DATA EXCERPTS
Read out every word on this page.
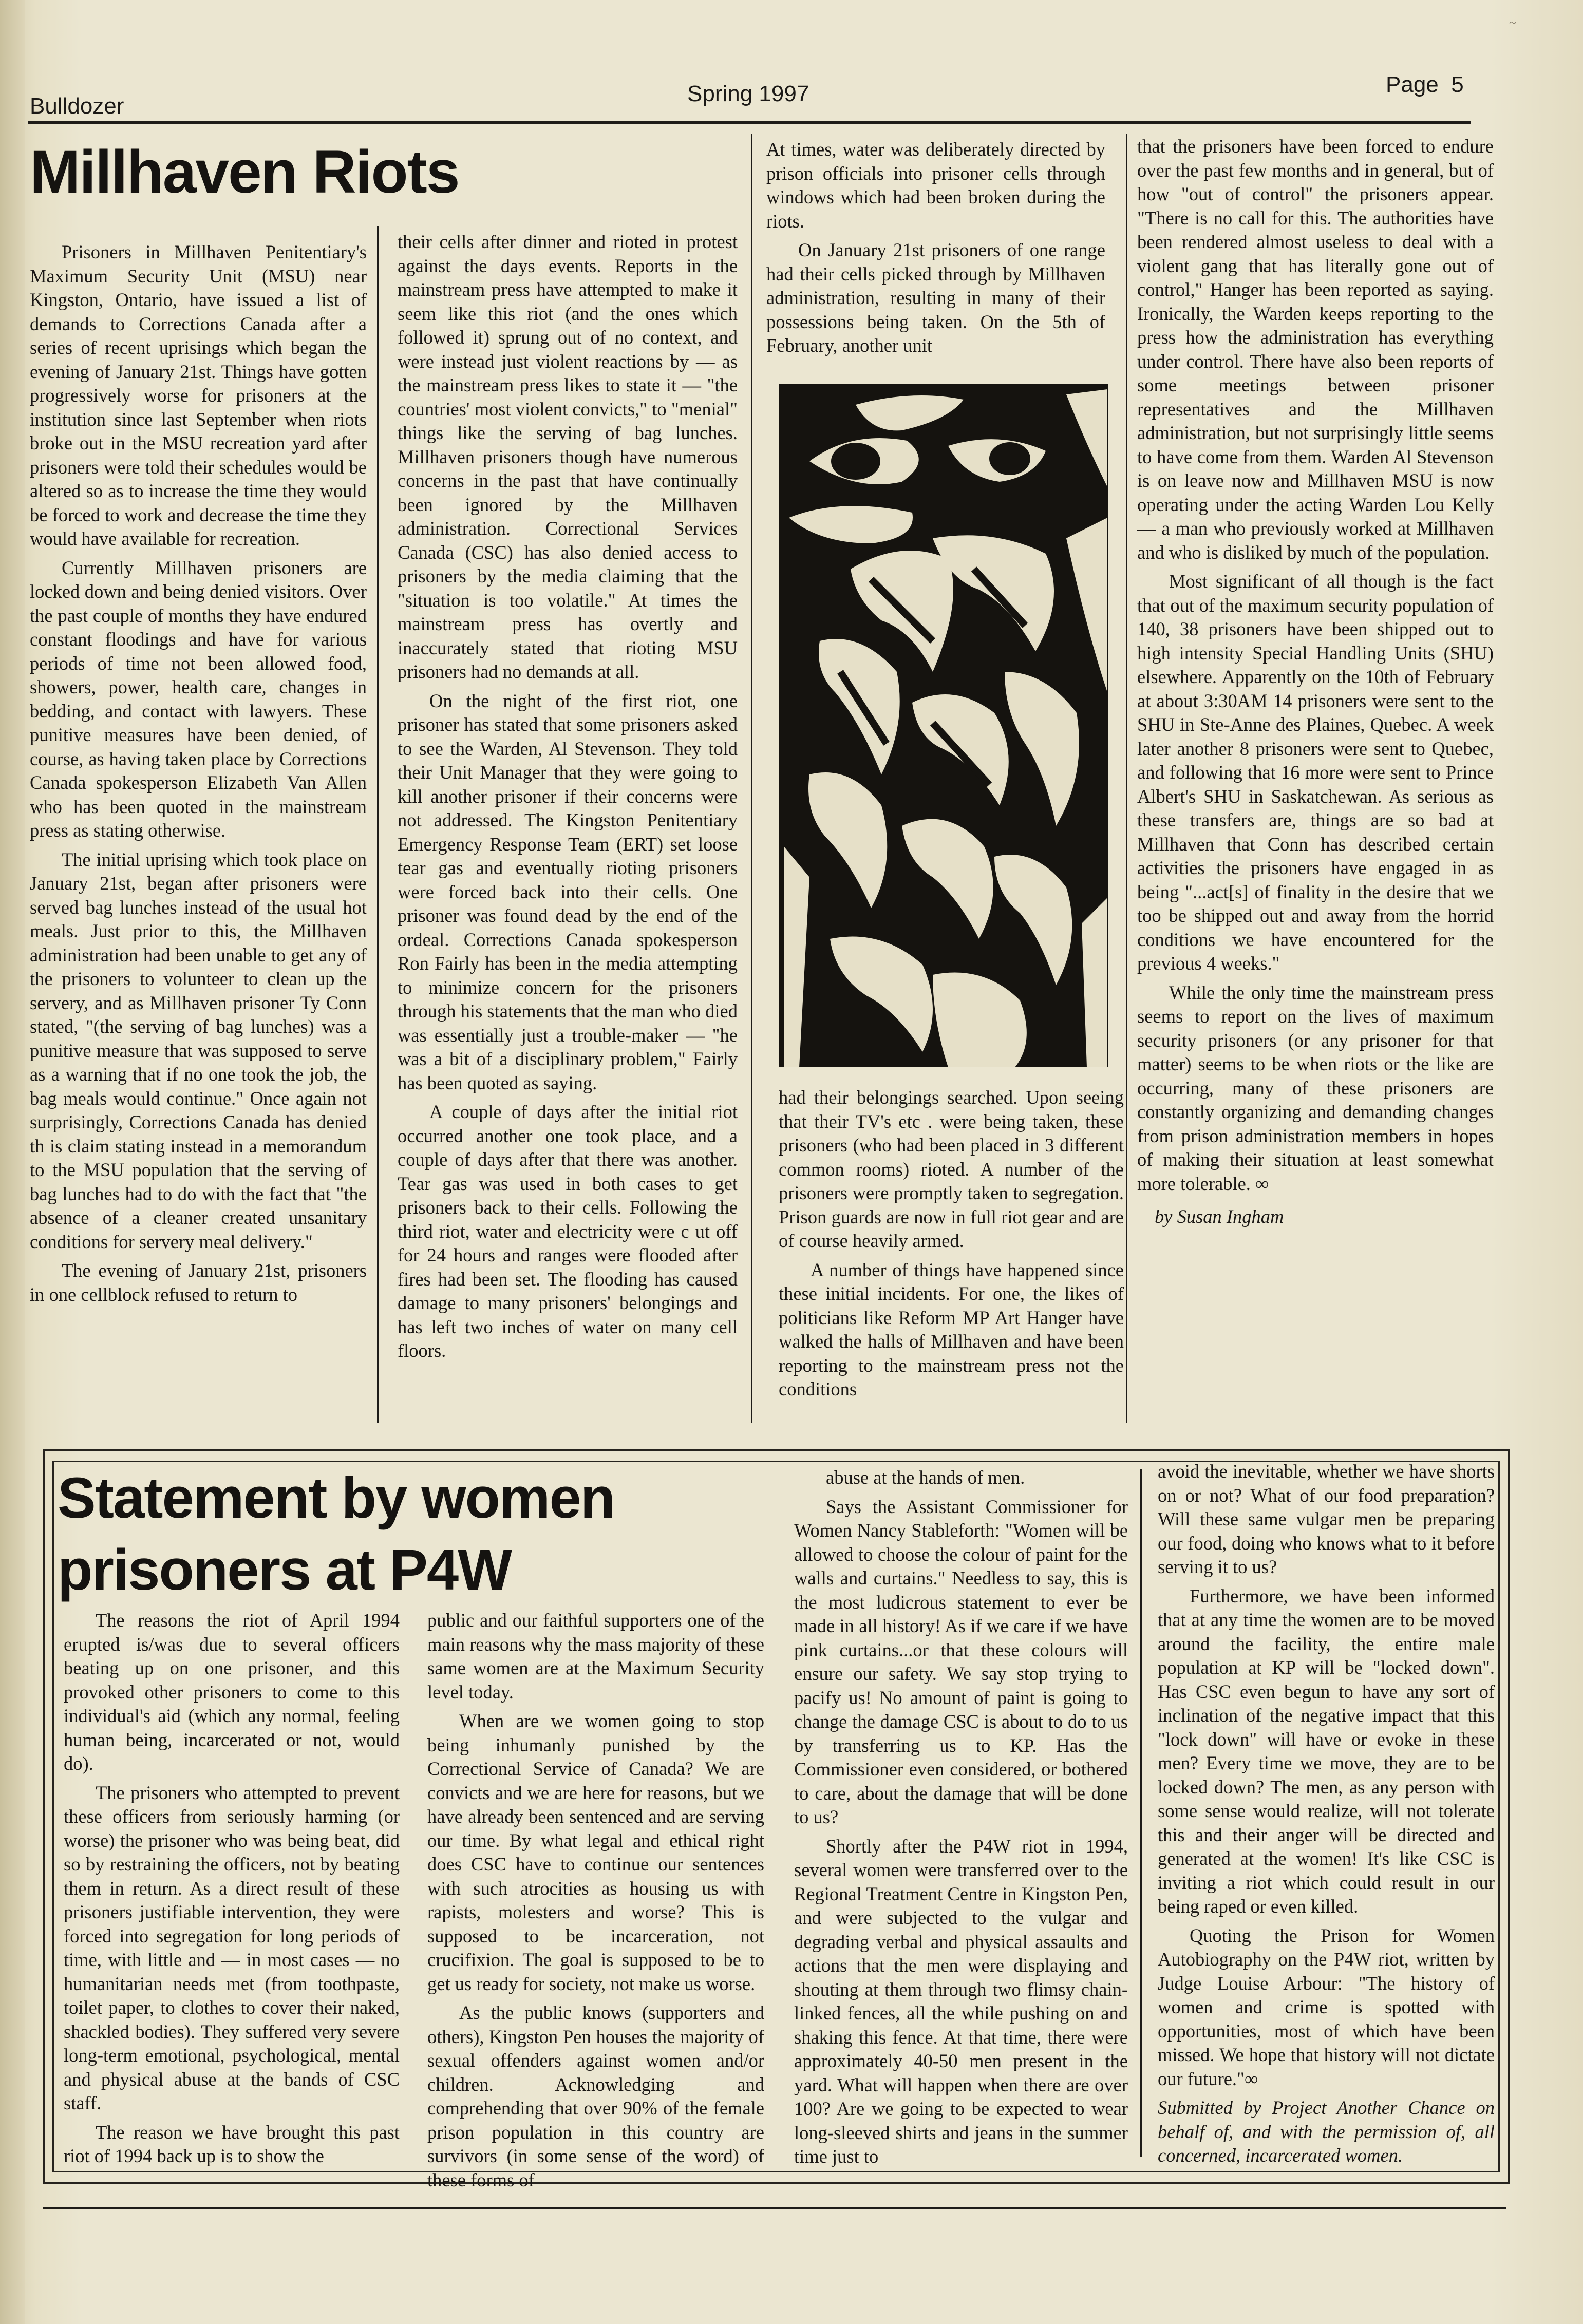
~
Bulldozer	Spring 1997	Page  5
Millhaven Riots

Prisoners in Millhaven Penitentiary's Maximum Security Unit (MSU) near Kingston, Ontario, have issued a list of demands to Corrections Canada after a series of recent uprisings which began the evening of January 21st. Things have gotten progressively worse for prisoners at the institution since last September when riots broke out in the MSU recreation yard after prisoners were told their schedules would be altered so as to increase the time they would be forced to work and decrease the time they would have available for recreation.

Currently Millhaven prisoners are locked down and being denied visitors. Over the past couple of months they have endured constant floodings and have for various periods of time not been allowed food, showers, power, health care, changes in bedding, and contact with lawyers. These punitive measures have been denied, of course, as having taken place by Corrections Canada spokesperson Elizabeth Van Allen who has been quoted in the mainstream press as stating otherwise.

The initial uprising which took place on January 21st, began after prisoners were served bag lunches instead of the usual hot meals. Just prior to this, the Millhaven administration had been unable to get any of the prisoners to volunteer to clean up the servery, and as Millhaven prisoner Ty Conn stated, "(the serving of bag lunches) was a punitive measure that was supposed to serve as a warning that if no one took the job, the bag meals would continue." Once again not surprisingly, Corrections Canada has denied th is claim stating instead in a memorandum to the MSU population that the serving of bag lunches had to do with the fact that "the absence of a cleaner created unsanitary conditions for servery meal delivery."

The evening of January 21st, prisoners in one cellblock refused to return to

their cells after dinner and rioted in protest against the days events. Reports in the mainstream press have attempted to make it seem like this riot (and the ones which followed it) sprung out of no context, and were instead just violent reactions by — as the mainstream press likes to state it — "the countries' most violent convicts," to "menial" things like the serving of bag lunches. Millhaven prisoners though have numerous concerns in the past that have continually been ignored by the Millhaven administration. Correctional Services Canada (CSC) has also denied access to prisoners by the media claiming that the "situation is too volatile." At times the mainstream press has overtly and inaccurately stated that rioting MSU prisoners had no demands at all.

On the night of the first riot, one prisoner has stated that some prisoners asked to see the Warden, Al Stevenson. They told their Unit Manager that they were going to kill another prisoner if their concerns were not addressed. The Kingston Penitentiary Emergency Response Team (ERT) set loose tear gas and eventually rioting prisoners were forced back into their cells. One prisoner was found dead by the end of the ordeal. Corrections Canada spokesperson Ron Fairly has been in the media attempting to minimize concern for the prisoners through his statements that the man who died was essentially just a trouble-maker — "he was a bit of a disciplinary problem," Fairly has been quoted as saying.

A couple of days after the initial riot occurred another one took place, and a couple of days after that there was another. Tear gas was used in both cases to get prisoners back to their cells. Following the third riot, water and electricity were c ut off for 24 hours and ranges were flooded after fires had been set. The flooding has caused damage to many prisoners' belongings and has left two inches of water on many cell floors.

At times, water was deliberately directed by prison officials into prisoner cells through windows which had been broken during the riots.

On January 21st prisoners of one range had their cells picked through by Millhaven administration, resulting in many of their possessions being taken. On the 5th of February, another unit

had their belongings searched. Upon seeing that their TV's etc . were being taken, these prisoners (who had been placed in 3 different common rooms) rioted. A number of the prisoners were promptly taken to segregation. Prison guards are now in full riot gear and are of course heavily armed.

A number of things have happened since these initial incidents. For one, the likes of politicians like Reform MP Art Hanger have walked the halls of Millhaven and have been reporting to the mainstream press not the conditions

that the prisoners have been forced to endure over the past few months and in general, but of how "out of control" the prisoners appear. "There is no call for this. The authorities have been rendered almost useless to deal with a violent gang that has literally gone out of control," Hanger has been reported as saying. Ironically, the Warden keeps reporting to the press how the administration has everything under control. There have also been reports of some meetings between prisoner representatives and the Millhaven administration, but not surprisingly little seems to have come from them. Warden Al Stevenson is on leave now and Millhaven MSU is now operating under the acting Warden Lou Kelly — a man who previously worked at Millhaven and who is disliked by much of the population.

Most significant of all though is the fact that out of the maximum security population of 140, 38 prisoners have been shipped out to high intensity Special Handling Units (SHU) elsewhere. Apparently on the 10th of February at about 3:30AM 14 prisoners were sent to the SHU in Ste-Anne des Plaines, Quebec. A week later another 8 prisoners were sent to Quebec, and following that 16 more were sent to Prince Albert's SHU in Saskatchewan. As serious as these transfers are, things are so bad at Millhaven that Conn has described certain activities the prisoners have engaged in as being "...act[s] of finality in the desire that we too be shipped out and away from the horrid conditions we have encountered for the previous 4 weeks."

While the only time the mainstream press seems to report on the lives of maximum security prisoners (or any prisoner for that matter) seems to be when riots or the like are occurring, many of these prisoners are constantly organizing and demanding changes from prison administration members in hopes of making their situation at least somewhat more tolerable. ∞

by Susan Ingham

Statement by women
prisoners at P4W

The reasons the riot of April 1994 erupted is/was due to several officers beating up on one prisoner, and this provoked other prisoners to come to this individual's aid (which any normal, feeling human being, incarcerated or not, would do).

The prisoners who attempted to prevent these officers from seriously harming (or worse) the prisoner who was being beat, did so by restraining the officers, not by beating them in return. As a direct result of these prisoners justifiable intervention, they were forced into segregation for long periods of time, with little and — in most cases — no humanitarian needs met (from toothpaste, toilet paper, to clothes to cover their naked, shackled bodies). They suffered very severe long-term emotional, psychological, mental and physical abuse at the bands of CSC staff.

The reason we have brought this past riot of 1994 back up is to show the

public and our faithful supporters one of the main reasons why the mass majority of these same women are at the Maximum Security level today.

When are we women going to stop being inhumanly punished by the Correctional Service of Canada? We are convicts and we are here for reasons, but we have already been sentenced and are serving our time. By what legal and ethical right does CSC have to continue our sentences with such atrocities as housing us with rapists, molesters and worse? This is supposed to be incarceration, not crucifixion. The goal is supposed to be to get us ready for society, not make us worse.

As the public knows (supporters and others), Kingston Pen houses the majority of sexual offenders against women and/or children. Acknowledging and comprehending that over 90% of the female prison population in this country are survivors (in some sense of the word) of these forms of

abuse at the hands of men.

Says the Assistant Commissioner for Women Nancy Stableforth: "Women will be allowed to choose the colour of paint for the walls and curtains." Needless to say, this is the most ludicrous statement to ever be made in all history! As if we care if we have pink curtains...or that these colours will ensure our safety. We say stop trying to pacify us! No amount of paint is going to change the damage CSC is about to do to us by transferring us to KP. Has the Commissioner even considered, or bothered to care, about the damage that will be done to us?

Shortly after the P4W riot in 1994, several women were transferred over to the Regional Treatment Centre in Kingston Pen, and were subjected to the vulgar and degrading verbal and physical assaults and actions that the men were displaying and shouting at them through two flimsy chain-linked fences, all the while pushing on and shaking this fence. At that time, there were approximately 40-50 men present in the yard. What will happen when there are over 100? Are we going to be expected to wear long-sleeved shirts and jeans in the summer time just to

avoid the inevitable, whether we have shorts on or not? What of our food preparation? Will these same vulgar men be preparing our food, doing who knows what to it before serving it to us?

Furthermore, we have been informed that at any time the women are to be moved around the facility, the entire male population at KP will be "locked down". Has CSC even begun to have any sort of inclination of the negative impact that this "lock down" will have or evoke in these men? Every time we move, they are to be locked down? The men, as any person with some sense would realize, will not tolerate this and their anger will be directed and generated at the women! It's like CSC is inviting a riot which could result in our being raped or even killed.

Quoting the Prison for Women Autobiography on the P4W riot, written by Judge Louise Arbour: "The history of women and crime is spotted with opportunities, most of which have been missed. We hope that history will not dictate our future."∞

Submitted by Project Another Chance on behalf of, and with the permission of, all concerned, incarcerated women.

PROBLEM STATEMENT
How many lines of the listing include the string "majority"? Answer with the number alone.

OUTPUT OF THE EXERCISE
2